EXERCISE DETAILS: Print each of the entries exactly, leaving nothing out.
■ ■ ■ ■ ■ ■ ■
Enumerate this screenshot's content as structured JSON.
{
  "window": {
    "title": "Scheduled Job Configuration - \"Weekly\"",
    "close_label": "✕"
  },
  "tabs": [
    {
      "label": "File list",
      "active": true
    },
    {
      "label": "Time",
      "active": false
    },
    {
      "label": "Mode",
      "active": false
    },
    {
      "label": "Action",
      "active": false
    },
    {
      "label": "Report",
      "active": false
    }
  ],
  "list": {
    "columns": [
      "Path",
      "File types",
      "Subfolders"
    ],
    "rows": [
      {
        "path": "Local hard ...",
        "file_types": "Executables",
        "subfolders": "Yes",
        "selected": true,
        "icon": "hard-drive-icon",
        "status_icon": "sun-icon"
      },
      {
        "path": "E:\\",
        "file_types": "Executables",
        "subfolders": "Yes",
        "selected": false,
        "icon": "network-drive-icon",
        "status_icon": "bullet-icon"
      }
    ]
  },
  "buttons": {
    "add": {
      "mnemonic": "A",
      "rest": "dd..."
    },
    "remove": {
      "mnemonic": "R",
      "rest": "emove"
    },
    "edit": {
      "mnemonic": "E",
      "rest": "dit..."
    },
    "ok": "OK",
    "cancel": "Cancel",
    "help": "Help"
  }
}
■ ■ ■ ■ ■ ■ ■
EXERCISE RESPONSE:
Enumerate this screenshot's content as structured JSON.
{
  "window": {
    "title": "Scheduled Job Configuration - \"Weekly\"",
    "close_label": "✕"
  },
  "tabs": [
    {
      "label": "File list",
      "active": true
    },
    {
      "label": "Time",
      "active": false
    },
    {
      "label": "Mode",
      "active": false
    },
    {
      "label": "Action",
      "active": false
    },
    {
      "label": "Report",
      "active": false
    }
  ],
  "list": {
    "columns": [
      "Path",
      "File types",
      "Subfolders"
    ],
    "rows": [
      {
        "path": "Local hard ...",
        "file_types": "Executables",
        "subfolders": "Yes",
        "selected": true,
        "icon": "hard-drive-icon",
        "status_icon": "sun-icon"
      },
      {
        "path": "E:\\",
        "file_types": "Executables",
        "subfolders": "Yes",
        "selected": false,
        "icon": "network-drive-icon",
        "status_icon": "bullet-icon"
      }
    ]
  },
  "buttons": {
    "add": {
      "mnemonic": "A",
      "rest": "dd..."
    },
    "remove": {
      "mnemonic": "R",
      "rest": "emove"
    },
    "edit": {
      "mnemonic": "E",
      "rest": "dit..."
    },
    "ok": "OK",
    "cancel": "Cancel",
    "help": "Help"
  }
}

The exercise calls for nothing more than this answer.